** Challenge **
Filter the listing below, copying every line in which the word "Sisler" appears.
***
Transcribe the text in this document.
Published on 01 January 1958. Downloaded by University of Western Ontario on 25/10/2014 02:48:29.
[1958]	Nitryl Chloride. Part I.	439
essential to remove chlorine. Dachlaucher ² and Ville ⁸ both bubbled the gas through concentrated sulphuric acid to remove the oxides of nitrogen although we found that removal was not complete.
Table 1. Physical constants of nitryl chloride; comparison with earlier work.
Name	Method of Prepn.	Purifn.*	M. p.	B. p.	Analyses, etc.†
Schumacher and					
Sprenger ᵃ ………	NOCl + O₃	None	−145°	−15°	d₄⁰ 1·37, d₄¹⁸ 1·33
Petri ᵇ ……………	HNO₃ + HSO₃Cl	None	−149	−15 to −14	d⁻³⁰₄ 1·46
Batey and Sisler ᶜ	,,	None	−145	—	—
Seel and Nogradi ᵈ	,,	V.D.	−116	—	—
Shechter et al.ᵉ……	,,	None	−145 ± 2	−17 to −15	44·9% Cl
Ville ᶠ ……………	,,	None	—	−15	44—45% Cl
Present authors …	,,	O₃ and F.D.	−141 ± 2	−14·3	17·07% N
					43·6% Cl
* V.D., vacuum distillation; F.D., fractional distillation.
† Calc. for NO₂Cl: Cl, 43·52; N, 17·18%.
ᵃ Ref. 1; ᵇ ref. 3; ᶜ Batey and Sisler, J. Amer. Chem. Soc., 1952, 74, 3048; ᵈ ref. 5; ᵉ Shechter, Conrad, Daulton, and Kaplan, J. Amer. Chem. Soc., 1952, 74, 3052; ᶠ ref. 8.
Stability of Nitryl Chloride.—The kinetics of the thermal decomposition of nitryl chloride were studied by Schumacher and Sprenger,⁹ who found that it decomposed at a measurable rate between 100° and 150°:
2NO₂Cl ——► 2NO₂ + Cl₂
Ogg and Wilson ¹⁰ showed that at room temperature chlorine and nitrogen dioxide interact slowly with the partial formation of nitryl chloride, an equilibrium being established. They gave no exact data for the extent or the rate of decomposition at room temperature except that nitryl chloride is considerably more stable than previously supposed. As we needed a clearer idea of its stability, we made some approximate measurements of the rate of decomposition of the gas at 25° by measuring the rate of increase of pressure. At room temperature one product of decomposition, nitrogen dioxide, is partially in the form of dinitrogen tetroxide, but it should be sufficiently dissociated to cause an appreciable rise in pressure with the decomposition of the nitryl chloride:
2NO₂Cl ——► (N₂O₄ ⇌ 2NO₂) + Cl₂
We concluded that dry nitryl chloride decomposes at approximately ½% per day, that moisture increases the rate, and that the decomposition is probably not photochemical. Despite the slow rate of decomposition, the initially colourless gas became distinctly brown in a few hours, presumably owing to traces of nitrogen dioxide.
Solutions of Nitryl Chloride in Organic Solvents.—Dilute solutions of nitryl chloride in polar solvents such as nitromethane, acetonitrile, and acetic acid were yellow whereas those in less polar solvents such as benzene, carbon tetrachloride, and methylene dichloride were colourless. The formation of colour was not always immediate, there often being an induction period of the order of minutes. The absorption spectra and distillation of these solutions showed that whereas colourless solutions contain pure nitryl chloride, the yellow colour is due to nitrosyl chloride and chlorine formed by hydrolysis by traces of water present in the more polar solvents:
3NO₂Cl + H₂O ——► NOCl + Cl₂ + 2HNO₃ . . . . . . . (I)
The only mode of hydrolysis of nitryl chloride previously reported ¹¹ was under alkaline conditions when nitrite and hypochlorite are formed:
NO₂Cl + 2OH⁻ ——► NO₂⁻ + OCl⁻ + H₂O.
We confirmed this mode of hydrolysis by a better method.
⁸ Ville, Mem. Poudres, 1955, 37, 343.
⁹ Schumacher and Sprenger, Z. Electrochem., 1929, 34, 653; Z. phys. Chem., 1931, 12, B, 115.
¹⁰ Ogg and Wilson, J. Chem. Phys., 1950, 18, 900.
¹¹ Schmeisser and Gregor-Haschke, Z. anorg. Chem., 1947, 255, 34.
***
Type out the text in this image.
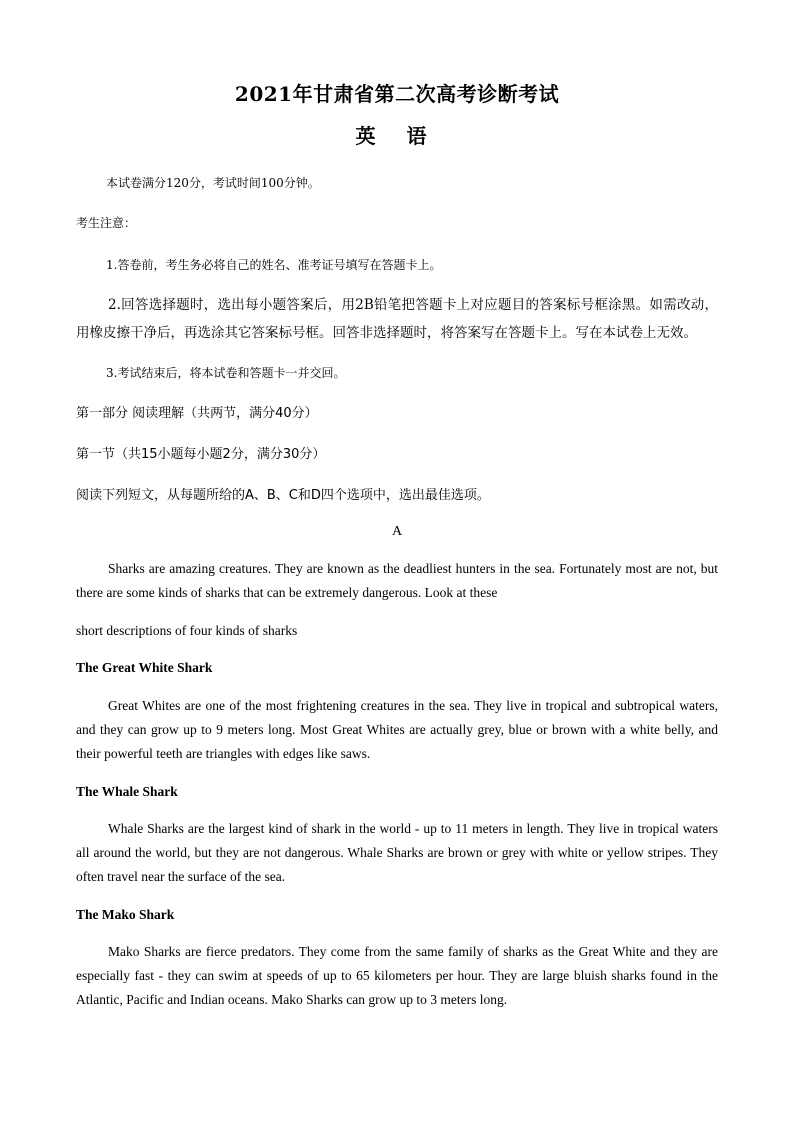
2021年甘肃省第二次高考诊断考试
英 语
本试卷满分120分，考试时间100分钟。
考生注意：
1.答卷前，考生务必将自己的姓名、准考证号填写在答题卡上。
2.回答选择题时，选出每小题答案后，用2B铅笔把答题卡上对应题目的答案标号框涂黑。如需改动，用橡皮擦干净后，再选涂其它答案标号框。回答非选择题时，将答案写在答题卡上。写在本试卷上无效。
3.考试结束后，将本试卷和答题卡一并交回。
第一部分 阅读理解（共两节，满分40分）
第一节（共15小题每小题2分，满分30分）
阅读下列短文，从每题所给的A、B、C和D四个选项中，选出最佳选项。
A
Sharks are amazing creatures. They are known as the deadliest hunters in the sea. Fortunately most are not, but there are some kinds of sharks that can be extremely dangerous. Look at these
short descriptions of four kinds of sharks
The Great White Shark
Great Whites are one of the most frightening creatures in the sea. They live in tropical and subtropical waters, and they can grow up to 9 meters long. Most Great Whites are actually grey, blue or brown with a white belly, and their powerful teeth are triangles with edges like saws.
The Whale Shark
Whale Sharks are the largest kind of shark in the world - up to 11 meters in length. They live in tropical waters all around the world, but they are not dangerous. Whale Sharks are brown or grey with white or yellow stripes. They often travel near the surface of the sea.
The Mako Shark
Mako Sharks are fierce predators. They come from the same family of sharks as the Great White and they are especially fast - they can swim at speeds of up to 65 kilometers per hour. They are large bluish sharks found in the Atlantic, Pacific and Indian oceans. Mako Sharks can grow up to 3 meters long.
***
** Solved problem **
Batey and Sisler ᶜ	,,	None	−145	—	—
ᵃ Ref. 1; ᵇ ref. 3; ᶜ Batey and Sisler, J. Amer. Chem. Soc., 1952, 74, 3048; ᵈ ref. 5; ᵉ Shechter, Conrad, Daulton, and Kaplan, J. Amer. Chem. Soc., 1952, 74, 3052; ᶠ ref. 8.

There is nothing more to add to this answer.